Mr. Heaton uses the Wedding at Cana to show his parishioners that the sacred love of marriage turns water, an uninspired substance, into a heady wine, which he sees as a symbol of the Holy Ghost. Through the bond of matrimony, human beings experience their bond with divine love.

How do you defend the reference to this biblical passage in a house where there is little marital love and where drink leads to domestic brutality rather than bliss?

Mrs. Morel cynically believes the young preacher has such lofty notions about marriage because his own wife died early. The Heatons never had a chance to get to know and hate each other, as the Morels have.

Mr. Morel unexpectedly bursts in on this deep conversation. Like a bull in a china shop, he upsets both the talk and the beautifully laid tea setting. Walter is hostile toward Mr. Heaton, who, unlike himself, reaches Gertrude's heart and mind. He goads the young preacher, with his clean starched collar and refined hands, to touch his grubby mining clothes. Walter declaims on the nobility of plain, honest work and also tries to make the preacher feel sorry for his unhappy, thankless lot in life. Gertrude is embarrassed and angered by Morel's crudity and self-pity. Is Morel acting like a small child having a temper tantrum for the sake of adult attention? Do you think his actions are justified?

--

# Task to complete
Copy the part of the text about Mr. Heaton and the Morels that begins with the words "Mr. Heaton uses" and ends with "rather than bliss?". The rows that come next have no connection to the text about Mr. Heaton and the Morels.

--

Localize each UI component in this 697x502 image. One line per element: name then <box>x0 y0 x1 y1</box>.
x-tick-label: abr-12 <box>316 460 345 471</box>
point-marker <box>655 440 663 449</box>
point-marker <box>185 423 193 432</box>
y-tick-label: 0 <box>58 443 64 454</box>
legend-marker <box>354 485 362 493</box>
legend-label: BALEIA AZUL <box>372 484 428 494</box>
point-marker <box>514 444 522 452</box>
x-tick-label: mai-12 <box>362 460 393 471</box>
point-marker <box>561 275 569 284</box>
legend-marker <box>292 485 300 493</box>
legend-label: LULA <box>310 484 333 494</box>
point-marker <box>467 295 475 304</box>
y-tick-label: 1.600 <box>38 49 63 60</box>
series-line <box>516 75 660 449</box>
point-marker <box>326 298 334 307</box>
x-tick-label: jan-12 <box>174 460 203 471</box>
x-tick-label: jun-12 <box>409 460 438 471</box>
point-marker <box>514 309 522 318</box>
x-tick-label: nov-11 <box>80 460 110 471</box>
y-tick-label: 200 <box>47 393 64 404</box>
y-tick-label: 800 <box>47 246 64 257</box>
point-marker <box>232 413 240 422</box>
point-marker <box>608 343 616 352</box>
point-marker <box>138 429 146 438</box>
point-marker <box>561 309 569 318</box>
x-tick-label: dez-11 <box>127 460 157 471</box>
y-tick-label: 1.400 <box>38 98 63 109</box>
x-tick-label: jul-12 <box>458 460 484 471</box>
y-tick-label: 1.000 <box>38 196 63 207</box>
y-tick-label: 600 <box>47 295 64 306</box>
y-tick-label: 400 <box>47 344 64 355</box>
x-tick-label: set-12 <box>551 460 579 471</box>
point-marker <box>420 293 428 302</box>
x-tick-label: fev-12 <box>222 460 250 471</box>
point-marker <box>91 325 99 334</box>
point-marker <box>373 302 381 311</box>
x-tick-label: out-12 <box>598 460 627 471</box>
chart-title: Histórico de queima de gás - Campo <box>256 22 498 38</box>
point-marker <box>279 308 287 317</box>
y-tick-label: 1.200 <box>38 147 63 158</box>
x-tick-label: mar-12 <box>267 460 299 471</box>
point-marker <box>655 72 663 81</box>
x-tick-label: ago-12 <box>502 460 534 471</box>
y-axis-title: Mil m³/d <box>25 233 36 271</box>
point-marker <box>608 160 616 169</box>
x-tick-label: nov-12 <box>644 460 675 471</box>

--

# Completed task
Mr. Heaton uses the Wedding at Cana to show his parishioners that the sacred love of marriage turns water, an uninspired substance, into a heady wine, which he sees as a symbol of the Holy Ghost. Through the bond of matrimony, human beings experience their bond with divine love.

How do you defend the reference to this biblical passage in a house where there is little marital love and where drink leads to domestic brutality rather than bliss?